> **Task to carry out**
Leave out the pictures and retype exactly the lines from the line with "Convert this screenshot" through the end of the listing below.

> **Source material**
** Start **
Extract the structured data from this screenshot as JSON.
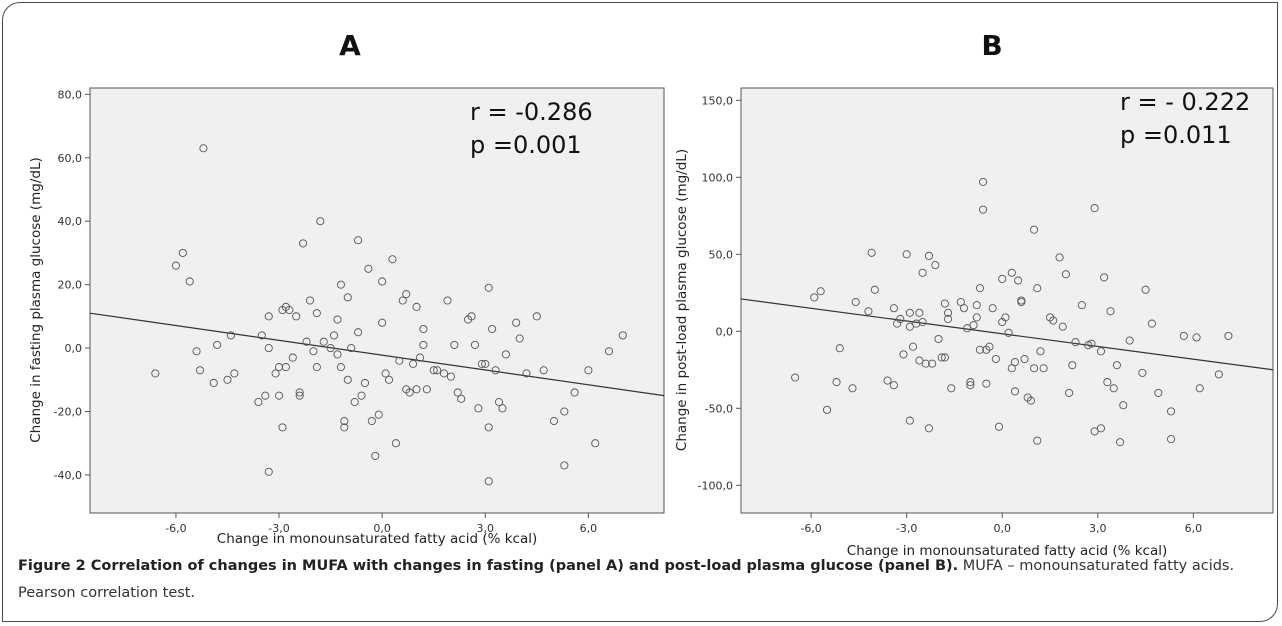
{
  "chart_data": [
    {
      "type": "scatter",
      "panel": "A",
      "xlabel": "Change in monounsaturated fatty acid (% kcal)",
      "ylabel": "Change in fasting plasma glucose (mg/dL)",
      "xlim": [
        -8.5,
        8.2
      ],
      "ylim": [
        -52,
        82
      ],
      "xticks": [
        -6,
        -3,
        0,
        3,
        6
      ],
      "xtick_labels": [
        "-6,0",
        "-3,0",
        "0,0",
        "3,0",
        "6,0"
      ],
      "yticks": [
        -40,
        -20,
        0,
        20,
        40,
        60,
        80
      ],
      "ytick_labels": [
        "-40,0",
        "-20,0",
        "0,0",
        "20,0",
        "40,0",
        "60,0",
        "80,0"
      ],
      "stats": [
        "r = -0.286",
        "p =0.001"
      ],
      "fit_line": {
        "x": [
          -8.5,
          8.2
        ],
        "y": [
          11,
          -15
        ]
      },
      "points": [
        [
          -6.6,
          -8
        ],
        [
          -6.0,
          26
        ],
        [
          -5.8,
          30
        ],
        [
          -5.6,
          21
        ],
        [
          -5.4,
          -1
        ],
        [
          -5.3,
          -7
        ],
        [
          -5.2,
          63
        ],
        [
          -4.9,
          -11
        ],
        [
          -4.8,
          1
        ],
        [
          -4.5,
          -10
        ],
        [
          -4.4,
          4
        ],
        [
          -4.3,
          -8
        ],
        [
          -3.6,
          -17
        ],
        [
          -3.5,
          4
        ],
        [
          -3.4,
          -15
        ],
        [
          -3.3,
          0
        ],
        [
          -3.3,
          10
        ],
        [
          -3.3,
          -39
        ],
        [
          -3.1,
          -8
        ],
        [
          -3.0,
          -15
        ],
        [
          -3.0,
          -6
        ],
        [
          -2.9,
          -25
        ],
        [
          -2.9,
          12
        ],
        [
          -2.8,
          13
        ],
        [
          -2.8,
          -6
        ],
        [
          -2.7,
          12
        ],
        [
          -2.6,
          -3
        ],
        [
          -2.5,
          10
        ],
        [
          -2.4,
          -14
        ],
        [
          -2.4,
          -15
        ],
        [
          -2.3,
          33
        ],
        [
          -2.2,
          2
        ],
        [
          -2.1,
          15
        ],
        [
          -2.0,
          -1
        ],
        [
          -1.9,
          11
        ],
        [
          -1.9,
          -6
        ],
        [
          -1.8,
          40
        ],
        [
          -1.7,
          2
        ],
        [
          -1.5,
          0
        ],
        [
          -1.4,
          4
        ],
        [
          -1.3,
          9
        ],
        [
          -1.3,
          -2
        ],
        [
          -1.2,
          20
        ],
        [
          -1.2,
          -6
        ],
        [
          -1.1,
          -23
        ],
        [
          -1.1,
          -25
        ],
        [
          -1.0,
          -10
        ],
        [
          -1.0,
          16
        ],
        [
          -0.9,
          0
        ],
        [
          -0.8,
          -17
        ],
        [
          -0.7,
          34
        ],
        [
          -0.7,
          5
        ],
        [
          -0.6,
          -15
        ],
        [
          -0.5,
          -11
        ],
        [
          -0.4,
          25
        ],
        [
          -0.3,
          -23
        ],
        [
          -0.2,
          -34
        ],
        [
          -0.1,
          -21
        ],
        [
          0.0,
          8
        ],
        [
          0.0,
          21
        ],
        [
          0.1,
          -8
        ],
        [
          0.2,
          -10
        ],
        [
          0.3,
          28
        ],
        [
          0.4,
          -30
        ],
        [
          0.5,
          -4
        ],
        [
          0.6,
          15
        ],
        [
          0.7,
          17
        ],
        [
          0.7,
          -13
        ],
        [
          0.8,
          -14
        ],
        [
          0.9,
          -5
        ],
        [
          1.0,
          13
        ],
        [
          1.0,
          -13
        ],
        [
          1.1,
          -3
        ],
        [
          1.2,
          6
        ],
        [
          1.2,
          1
        ],
        [
          1.3,
          -13
        ],
        [
          1.5,
          -7
        ],
        [
          1.6,
          -7
        ],
        [
          1.8,
          -8
        ],
        [
          1.9,
          15
        ],
        [
          2.0,
          -9
        ],
        [
          2.1,
          1
        ],
        [
          2.2,
          -14
        ],
        [
          2.3,
          -16
        ],
        [
          2.5,
          9
        ],
        [
          2.6,
          10
        ],
        [
          2.7,
          1
        ],
        [
          2.8,
          -19
        ],
        [
          2.9,
          -5
        ],
        [
          3.0,
          -5
        ],
        [
          3.1,
          -25
        ],
        [
          3.1,
          19
        ],
        [
          3.1,
          -42
        ],
        [
          3.2,
          6
        ],
        [
          3.3,
          -7
        ],
        [
          3.4,
          -17
        ],
        [
          3.5,
          -19
        ],
        [
          3.6,
          -2
        ],
        [
          3.9,
          8
        ],
        [
          4.0,
          3
        ],
        [
          4.2,
          -8
        ],
        [
          4.5,
          10
        ],
        [
          4.7,
          -7
        ],
        [
          5.0,
          -23
        ],
        [
          5.3,
          -37
        ],
        [
          5.3,
          -20
        ],
        [
          5.6,
          -14
        ],
        [
          6.0,
          -7
        ],
        [
          6.2,
          -30
        ],
        [
          6.6,
          -1
        ],
        [
          7.0,
          4
        ]
      ]
    },
    {
      "type": "scatter",
      "panel": "B",
      "xlabel": "Change in monounsaturated fatty acid (% kcal)",
      "ylabel": "Change in post-load plasma glucose (mg/dL)",
      "xlim": [
        -8.2,
        8.5
      ],
      "ylim": [
        -118,
        158
      ],
      "xticks": [
        -6,
        -3,
        0,
        3,
        6
      ],
      "xtick_labels": [
        "-6,0",
        "-3,0",
        "0,0",
        "3,0",
        "6,0"
      ],
      "yticks": [
        -100,
        -50,
        0,
        50,
        100,
        150
      ],
      "ytick_labels": [
        "-100,0",
        "-50,0",
        "0,0",
        "50,0",
        "100,0",
        "150,0"
      ],
      "stats": [
        "r = - 0.222",
        "p =0.011"
      ],
      "fit_line": {
        "x": [
          -8.2,
          8.5
        ],
        "y": [
          21,
          -25
        ]
      },
      "points": [
        [
          -6.5,
          -30
        ],
        [
          -5.9,
          22
        ],
        [
          -5.7,
          26
        ],
        [
          -5.5,
          -51
        ],
        [
          -5.2,
          -33
        ],
        [
          -5.1,
          -11
        ],
        [
          -4.7,
          -37
        ],
        [
          -4.6,
          19
        ],
        [
          -4.2,
          13
        ],
        [
          -4.1,
          51
        ],
        [
          -4.0,
          27
        ],
        [
          -3.6,
          -32
        ],
        [
          -3.4,
          -35
        ],
        [
          -3.4,
          15
        ],
        [
          -3.3,
          5
        ],
        [
          -3.2,
          8
        ],
        [
          -3.1,
          -15
        ],
        [
          -3.0,
          50
        ],
        [
          -2.9,
          12
        ],
        [
          -2.9,
          -58
        ],
        [
          -2.9,
          3
        ],
        [
          -2.8,
          -10
        ],
        [
          -2.7,
          5
        ],
        [
          -2.6,
          12
        ],
        [
          -2.6,
          -19
        ],
        [
          -2.5,
          38
        ],
        [
          -2.5,
          6
        ],
        [
          -2.4,
          -21
        ],
        [
          -2.3,
          49
        ],
        [
          -2.3,
          -63
        ],
        [
          -2.2,
          -21
        ],
        [
          -2.1,
          43
        ],
        [
          -2.0,
          -5
        ],
        [
          -1.9,
          -17
        ],
        [
          -1.8,
          -17
        ],
        [
          -1.8,
          18
        ],
        [
          -1.7,
          8
        ],
        [
          -1.7,
          12
        ],
        [
          -1.6,
          -37
        ],
        [
          -1.3,
          19
        ],
        [
          -1.2,
          15
        ],
        [
          -1.1,
          2
        ],
        [
          -1.0,
          -35
        ],
        [
          -1.0,
          -33
        ],
        [
          -0.9,
          4
        ],
        [
          -0.8,
          9
        ],
        [
          -0.8,
          17
        ],
        [
          -0.7,
          28
        ],
        [
          -0.7,
          -12
        ],
        [
          -0.6,
          97
        ],
        [
          -0.6,
          79
        ],
        [
          -0.5,
          -34
        ],
        [
          -0.5,
          -12
        ],
        [
          -0.4,
          -10
        ],
        [
          -0.3,
          15
        ],
        [
          -0.2,
          -18
        ],
        [
          -0.1,
          -62
        ],
        [
          0.0,
          34
        ],
        [
          0.0,
          6
        ],
        [
          0.1,
          9
        ],
        [
          0.2,
          -1
        ],
        [
          0.3,
          38
        ],
        [
          0.3,
          -24
        ],
        [
          0.4,
          -20
        ],
        [
          0.4,
          -39
        ],
        [
          0.5,
          33
        ],
        [
          0.6,
          20
        ],
        [
          0.6,
          19
        ],
        [
          0.7,
          -18
        ],
        [
          0.8,
          -43
        ],
        [
          0.9,
          -45
        ],
        [
          1.0,
          66
        ],
        [
          1.0,
          -24
        ],
        [
          1.1,
          28
        ],
        [
          1.1,
          -71
        ],
        [
          1.2,
          -13
        ],
        [
          1.3,
          -24
        ],
        [
          1.5,
          9
        ],
        [
          1.6,
          7
        ],
        [
          1.8,
          48
        ],
        [
          1.9,
          3
        ],
        [
          2.0,
          37
        ],
        [
          2.1,
          -40
        ],
        [
          2.2,
          -22
        ],
        [
          2.3,
          -7
        ],
        [
          2.5,
          17
        ],
        [
          2.7,
          -9
        ],
        [
          2.8,
          -8
        ],
        [
          2.9,
          80
        ],
        [
          2.9,
          -65
        ],
        [
          3.1,
          -63
        ],
        [
          3.1,
          -13
        ],
        [
          3.2,
          35
        ],
        [
          3.3,
          -33
        ],
        [
          3.4,
          13
        ],
        [
          3.5,
          -37
        ],
        [
          3.6,
          -22
        ],
        [
          3.7,
          -72
        ],
        [
          3.8,
          -48
        ],
        [
          4.0,
          -6
        ],
        [
          4.4,
          -27
        ],
        [
          4.5,
          27
        ],
        [
          4.7,
          5
        ],
        [
          4.9,
          -40
        ],
        [
          5.3,
          -52
        ],
        [
          5.3,
          -70
        ],
        [
          5.7,
          -3
        ],
        [
          6.1,
          -4
        ],
        [
          6.2,
          -37
        ],
        [
          6.8,
          -28
        ],
        [
          7.1,
          -3
        ]
      ]
    }
  ],
  "caption": {
    "bold": "Figure 2 Correlation of changes in MUFA with changes in fasting (panel A) and post-load plasma glucose (panel B).",
    "rest": " MUFA – monounsaturated fatty acids. Pearson correlation test."
  }
}
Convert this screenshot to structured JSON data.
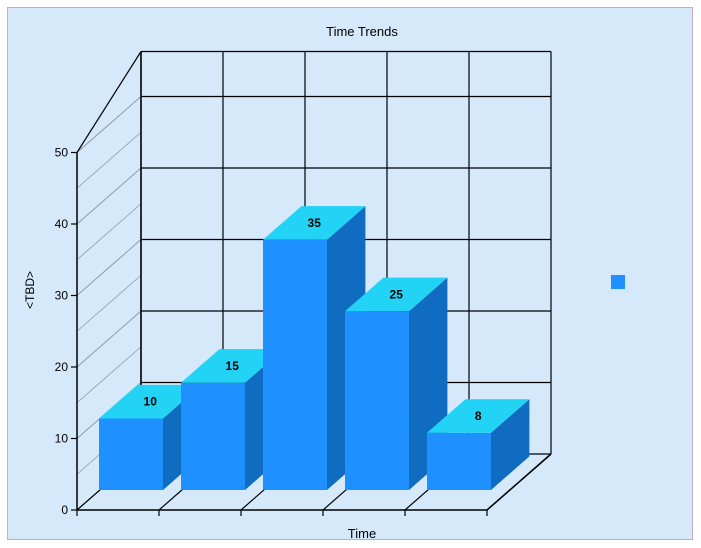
{
  "chart_data": {
    "type": "bar",
    "title": "Time Trends",
    "xlabel": "Time",
    "ylabel": "<TBD>",
    "categories": [
      "",
      "",
      "",
      "",
      ""
    ],
    "values": [
      10,
      15,
      35,
      25,
      8
    ],
    "ylim": [
      0,
      50
    ],
    "yticks": [
      "0",
      "10",
      "20",
      "30",
      "40",
      "50"
    ],
    "grid": true,
    "legend": "right",
    "colors": {
      "bar_front": "#1e90ff",
      "bar_top": "#22d3f5",
      "bar_side": "#0f6cc1",
      "background": "#d5e9fb",
      "grid": "#000000",
      "wall_grid": "#8a9aa8"
    }
  }
}
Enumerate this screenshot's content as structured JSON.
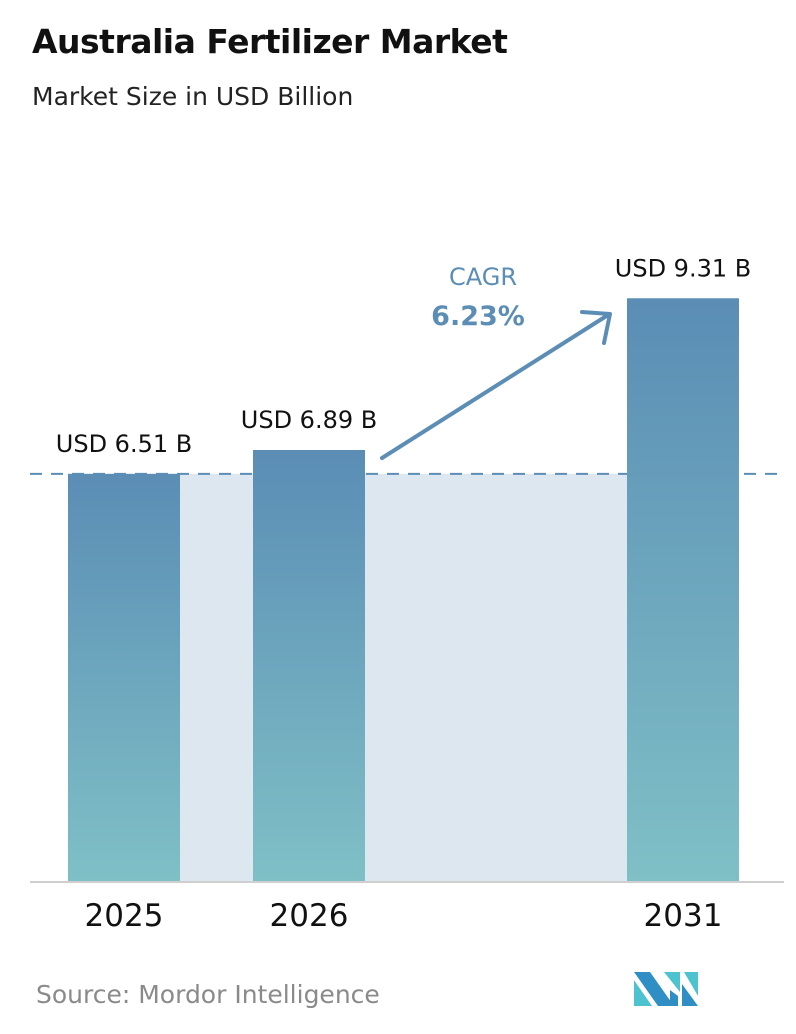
** End **
> **Answer to this task**
Convert this screenshot to structured JSON data.
{
  "chart_data": {
    "type": "bar",
    "title": "Time Trends",
    "xlabel": "Time",
    "ylabel": "<TBD>",
    "categories": [
      "",
      "",
      "",
      "",
      ""
    ],
    "values": [
      10,
      15,
      35,
      25,
      8
    ],
    "ylim": [
      0,
      50
    ],
    "yticks": [
      "0",
      "10",
      "20",
      "30",
      "40",
      "50"
    ],
    "grid": true,
    "legend": "right",
    "colors": {
      "bar_front": "#1e90ff",
      "bar_top": "#22d3f5",
      "bar_side": "#0f6cc1",
      "background": "#d5e9fb",
      "grid": "#000000",
      "wall_grid": "#8a9aa8"
    }
  }
}
Enumerate this screenshot's content as structured JSON.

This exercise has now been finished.